§ What is expected: Return the listing below exactly, with the pictures dropped.

▬▬▬▬▬▬

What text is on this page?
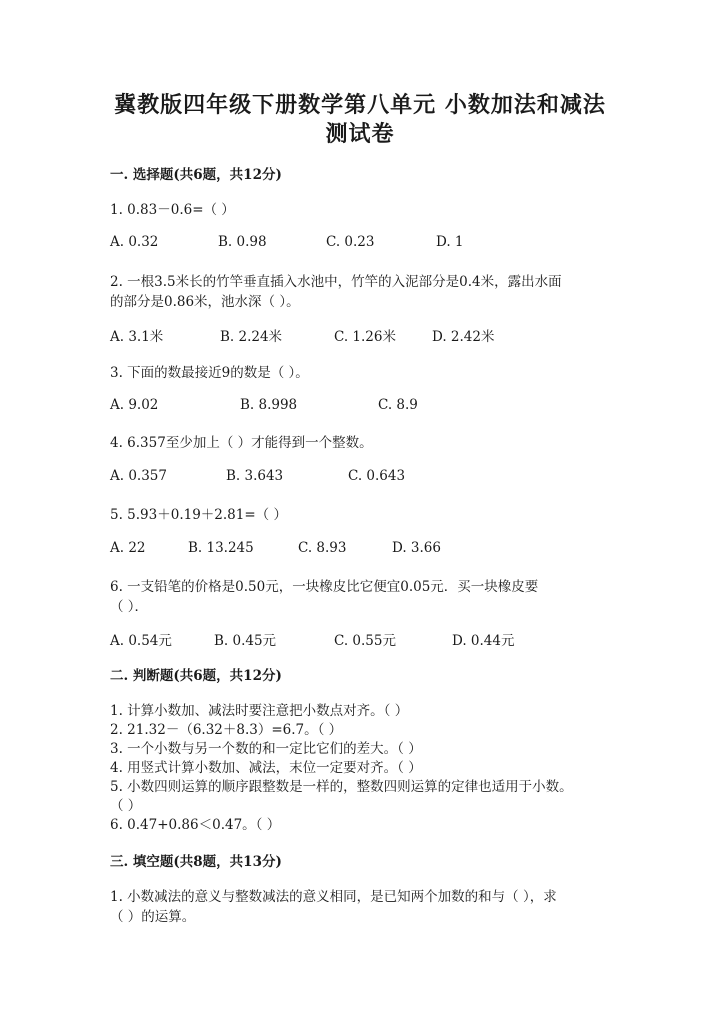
冀教版四年级下册数学第八单元 小数加法和减法
测试卷
一. 选择题(共6题，共12分)
1. 0.83－0.6=（ ）
A. 0.32	B. 0.98	C. 0.23	D. 1
2. 一根3.5米长的竹竿垂直插入水池中，竹竿的入泥部分是0.4米，露出水面
的部分是0.86米，池水深（ ）。
A. 3.1米	B. 2.24米	C. 1.26米	D. 2.42米
3. 下面的数最接近9的数是（ ）。
A. 9.02	B. 8.998	C. 8.9
4. 6.357至少加上（ ）才能得到一个整数。
A. 0.357	B. 3.643	C. 0.643
5. 5.93＋0.19＋2.81=（ ）
A. 22	B. 13.245	C. 8.93	D. 3.66
6. 一支铅笔的价格是0.50元，一块橡皮比它便宜0.05元．买一块橡皮要
（ ）．
A. 0.54元	B. 0.45元	C. 0.55元	D. 0.44元
二. 判断题(共6题，共12分)
1. 计算小数加、减法时要注意把小数点对齐。（ ）
2. 21.32－（6.32＋8.3）=6.7。（ ）
3. 一个小数与另一个数的和一定比它们的差大。（ ）
4. 用竖式计算小数加、减法，末位一定要对齐。（ ）
5. 小数四则运算的顺序跟整数是一样的，整数四则运算的定律也适用于小数。
（ ）
6. 0.47+0.86＜0.47。（ ）
三. 填空题(共8题，共13分)
1. 小数减法的意义与整数减法的意义相同，是已知两个加数的和与（ ），求
（ ）的运算。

▬▬▬▬▬▬

§ Result of this task:
What text is on this page?
冀教版四年级下册数学第八单元 小数加法和减法
测试卷
一. 选择题(共6题，共12分)
1. 0.83－0.6=（ ）
A. 0.32	B. 0.98	C. 0.23	D. 1
2. 一根3.5米长的竹竿垂直插入水池中，竹竿的入泥部分是0.4米，露出水面
的部分是0.86米，池水深（ ）。
A. 3.1米	B. 2.24米	C. 1.26米	D. 2.42米
3. 下面的数最接近9的数是（ ）。
A. 9.02	B. 8.998	C. 8.9
4. 6.357至少加上（ ）才能得到一个整数。
A. 0.357	B. 3.643	C. 0.643
5. 5.93＋0.19＋2.81=（ ）
A. 22	B. 13.245	C. 8.93	D. 3.66
6. 一支铅笔的价格是0.50元，一块橡皮比它便宜0.05元．买一块橡皮要
（ ）．
A. 0.54元	B. 0.45元	C. 0.55元	D. 0.44元
二. 判断题(共6题，共12分)
1. 计算小数加、减法时要注意把小数点对齐。（ ）
2. 21.32－（6.32＋8.3）=6.7。（ ）
3. 一个小数与另一个数的和一定比它们的差大。（ ）
4. 用竖式计算小数加、减法，末位一定要对齐。（ ）
5. 小数四则运算的顺序跟整数是一样的，整数四则运算的定律也适用于小数。
（ ）
6. 0.47+0.86＜0.47。（ ）
三. 填空题(共8题，共13分)
1. 小数减法的意义与整数减法的意义相同，是已知两个加数的和与（ ），求
（ ）的运算。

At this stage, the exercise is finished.